▸ **STATED EXERCISE**: Check each line below for "note" and report how many have it, nothing else.

▸ **AVAILABLE DATA**:
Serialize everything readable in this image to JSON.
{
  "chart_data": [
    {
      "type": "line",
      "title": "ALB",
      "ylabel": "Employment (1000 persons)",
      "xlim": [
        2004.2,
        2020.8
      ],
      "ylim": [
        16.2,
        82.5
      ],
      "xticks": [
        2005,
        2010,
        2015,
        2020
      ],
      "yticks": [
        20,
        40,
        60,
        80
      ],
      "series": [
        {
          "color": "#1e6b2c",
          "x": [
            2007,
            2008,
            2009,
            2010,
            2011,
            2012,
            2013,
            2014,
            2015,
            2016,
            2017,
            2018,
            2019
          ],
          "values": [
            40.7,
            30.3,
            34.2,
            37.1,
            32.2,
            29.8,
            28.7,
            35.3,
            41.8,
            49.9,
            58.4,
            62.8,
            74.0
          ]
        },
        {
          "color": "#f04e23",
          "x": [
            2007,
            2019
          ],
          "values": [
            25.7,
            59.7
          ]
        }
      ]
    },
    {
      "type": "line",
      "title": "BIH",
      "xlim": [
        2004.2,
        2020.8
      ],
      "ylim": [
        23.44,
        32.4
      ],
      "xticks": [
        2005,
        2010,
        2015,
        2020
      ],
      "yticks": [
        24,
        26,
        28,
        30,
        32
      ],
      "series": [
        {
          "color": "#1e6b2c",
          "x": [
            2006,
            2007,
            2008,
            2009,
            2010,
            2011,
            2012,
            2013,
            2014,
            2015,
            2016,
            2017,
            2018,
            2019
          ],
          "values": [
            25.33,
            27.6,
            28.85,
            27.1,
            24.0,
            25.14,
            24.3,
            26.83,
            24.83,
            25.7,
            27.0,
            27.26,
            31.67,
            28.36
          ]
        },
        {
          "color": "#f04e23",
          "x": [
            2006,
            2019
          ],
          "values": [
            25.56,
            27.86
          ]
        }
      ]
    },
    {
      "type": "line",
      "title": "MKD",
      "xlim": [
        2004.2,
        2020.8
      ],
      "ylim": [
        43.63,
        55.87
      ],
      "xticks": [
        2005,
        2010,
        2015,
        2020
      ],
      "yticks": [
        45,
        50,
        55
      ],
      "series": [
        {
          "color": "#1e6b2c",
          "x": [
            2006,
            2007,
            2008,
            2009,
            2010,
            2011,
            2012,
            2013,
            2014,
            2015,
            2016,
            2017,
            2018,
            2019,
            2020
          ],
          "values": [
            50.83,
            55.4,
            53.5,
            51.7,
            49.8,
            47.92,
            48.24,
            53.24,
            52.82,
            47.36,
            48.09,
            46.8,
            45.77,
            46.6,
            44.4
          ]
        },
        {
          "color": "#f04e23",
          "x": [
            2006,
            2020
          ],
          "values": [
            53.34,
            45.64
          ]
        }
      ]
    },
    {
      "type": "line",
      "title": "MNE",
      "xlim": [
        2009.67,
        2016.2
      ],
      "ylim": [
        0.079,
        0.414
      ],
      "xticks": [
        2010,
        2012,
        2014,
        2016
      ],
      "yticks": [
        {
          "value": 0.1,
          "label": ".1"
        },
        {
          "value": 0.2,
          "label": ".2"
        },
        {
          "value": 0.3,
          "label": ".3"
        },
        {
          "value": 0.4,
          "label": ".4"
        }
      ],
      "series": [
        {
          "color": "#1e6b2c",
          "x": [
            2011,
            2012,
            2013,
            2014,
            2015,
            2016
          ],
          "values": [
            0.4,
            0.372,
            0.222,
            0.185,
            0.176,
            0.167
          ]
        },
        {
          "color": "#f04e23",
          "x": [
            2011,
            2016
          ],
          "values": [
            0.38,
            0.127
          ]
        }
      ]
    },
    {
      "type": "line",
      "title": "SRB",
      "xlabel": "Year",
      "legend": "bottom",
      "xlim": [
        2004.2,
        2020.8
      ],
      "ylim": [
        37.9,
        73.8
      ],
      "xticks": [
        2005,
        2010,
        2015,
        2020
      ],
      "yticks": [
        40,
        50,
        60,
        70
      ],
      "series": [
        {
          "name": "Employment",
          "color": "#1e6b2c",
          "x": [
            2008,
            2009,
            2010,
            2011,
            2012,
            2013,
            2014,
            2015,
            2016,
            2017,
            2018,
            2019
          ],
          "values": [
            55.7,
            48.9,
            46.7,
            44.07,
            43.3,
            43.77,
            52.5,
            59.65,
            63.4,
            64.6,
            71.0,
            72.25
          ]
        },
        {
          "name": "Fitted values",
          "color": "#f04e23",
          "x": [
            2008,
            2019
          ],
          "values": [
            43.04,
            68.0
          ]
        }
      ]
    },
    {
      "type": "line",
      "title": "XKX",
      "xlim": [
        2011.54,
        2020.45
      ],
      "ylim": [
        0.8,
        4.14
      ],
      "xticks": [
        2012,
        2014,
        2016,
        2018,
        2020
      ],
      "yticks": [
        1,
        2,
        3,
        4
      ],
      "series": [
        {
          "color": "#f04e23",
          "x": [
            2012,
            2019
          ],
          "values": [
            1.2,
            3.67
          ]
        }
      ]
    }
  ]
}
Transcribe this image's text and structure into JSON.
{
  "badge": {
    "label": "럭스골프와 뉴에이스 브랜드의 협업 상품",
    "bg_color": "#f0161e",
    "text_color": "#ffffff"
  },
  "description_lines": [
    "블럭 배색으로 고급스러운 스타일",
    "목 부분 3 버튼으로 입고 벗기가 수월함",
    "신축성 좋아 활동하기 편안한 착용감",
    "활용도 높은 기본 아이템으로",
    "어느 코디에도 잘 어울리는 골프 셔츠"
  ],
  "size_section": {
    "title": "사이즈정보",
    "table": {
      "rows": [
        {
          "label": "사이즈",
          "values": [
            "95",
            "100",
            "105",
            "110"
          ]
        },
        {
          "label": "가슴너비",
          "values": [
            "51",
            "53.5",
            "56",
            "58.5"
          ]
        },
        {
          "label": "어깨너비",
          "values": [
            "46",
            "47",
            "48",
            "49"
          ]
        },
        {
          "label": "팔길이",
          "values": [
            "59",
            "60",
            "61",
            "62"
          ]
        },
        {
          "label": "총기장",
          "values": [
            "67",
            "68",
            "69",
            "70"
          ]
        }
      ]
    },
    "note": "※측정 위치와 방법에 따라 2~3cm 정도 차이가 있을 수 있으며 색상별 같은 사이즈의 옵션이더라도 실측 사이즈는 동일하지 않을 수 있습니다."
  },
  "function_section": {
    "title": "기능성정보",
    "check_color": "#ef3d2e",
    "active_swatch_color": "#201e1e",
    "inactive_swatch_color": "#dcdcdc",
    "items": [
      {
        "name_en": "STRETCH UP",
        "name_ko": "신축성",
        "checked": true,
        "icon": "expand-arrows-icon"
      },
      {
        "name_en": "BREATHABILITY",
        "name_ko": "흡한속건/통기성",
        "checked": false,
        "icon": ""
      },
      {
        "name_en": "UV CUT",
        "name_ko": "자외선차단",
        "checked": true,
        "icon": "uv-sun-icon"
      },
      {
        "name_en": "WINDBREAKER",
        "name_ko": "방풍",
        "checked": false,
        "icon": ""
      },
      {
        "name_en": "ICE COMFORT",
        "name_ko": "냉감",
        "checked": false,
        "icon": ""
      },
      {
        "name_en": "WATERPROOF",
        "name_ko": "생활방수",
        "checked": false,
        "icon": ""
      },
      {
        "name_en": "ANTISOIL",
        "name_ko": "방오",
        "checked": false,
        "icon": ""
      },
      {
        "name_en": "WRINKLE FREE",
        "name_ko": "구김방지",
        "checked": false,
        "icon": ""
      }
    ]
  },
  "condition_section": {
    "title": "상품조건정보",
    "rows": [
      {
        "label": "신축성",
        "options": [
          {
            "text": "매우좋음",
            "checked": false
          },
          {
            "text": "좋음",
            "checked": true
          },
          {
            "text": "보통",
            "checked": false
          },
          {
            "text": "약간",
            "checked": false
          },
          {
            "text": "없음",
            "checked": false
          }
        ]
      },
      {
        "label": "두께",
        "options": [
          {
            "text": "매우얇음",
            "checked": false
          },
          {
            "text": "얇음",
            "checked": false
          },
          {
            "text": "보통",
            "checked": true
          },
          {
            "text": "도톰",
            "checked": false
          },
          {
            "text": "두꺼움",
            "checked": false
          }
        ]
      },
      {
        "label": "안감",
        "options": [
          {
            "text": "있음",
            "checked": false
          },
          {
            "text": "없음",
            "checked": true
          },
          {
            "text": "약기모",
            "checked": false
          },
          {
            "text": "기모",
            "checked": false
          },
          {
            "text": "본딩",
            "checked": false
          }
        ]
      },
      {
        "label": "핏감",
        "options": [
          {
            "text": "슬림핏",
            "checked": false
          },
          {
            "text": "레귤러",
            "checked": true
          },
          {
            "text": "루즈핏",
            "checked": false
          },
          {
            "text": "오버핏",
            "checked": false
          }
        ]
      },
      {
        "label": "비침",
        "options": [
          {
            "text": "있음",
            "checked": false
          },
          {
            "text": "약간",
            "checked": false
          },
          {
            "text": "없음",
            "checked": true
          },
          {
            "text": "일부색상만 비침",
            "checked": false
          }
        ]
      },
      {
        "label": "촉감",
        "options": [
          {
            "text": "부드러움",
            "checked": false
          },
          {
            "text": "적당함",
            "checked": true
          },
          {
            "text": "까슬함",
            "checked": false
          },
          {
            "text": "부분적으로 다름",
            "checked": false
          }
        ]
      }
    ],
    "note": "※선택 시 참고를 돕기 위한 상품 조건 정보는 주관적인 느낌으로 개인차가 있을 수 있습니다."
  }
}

▸ **ANSWER TO THIS PROBLEM**: 2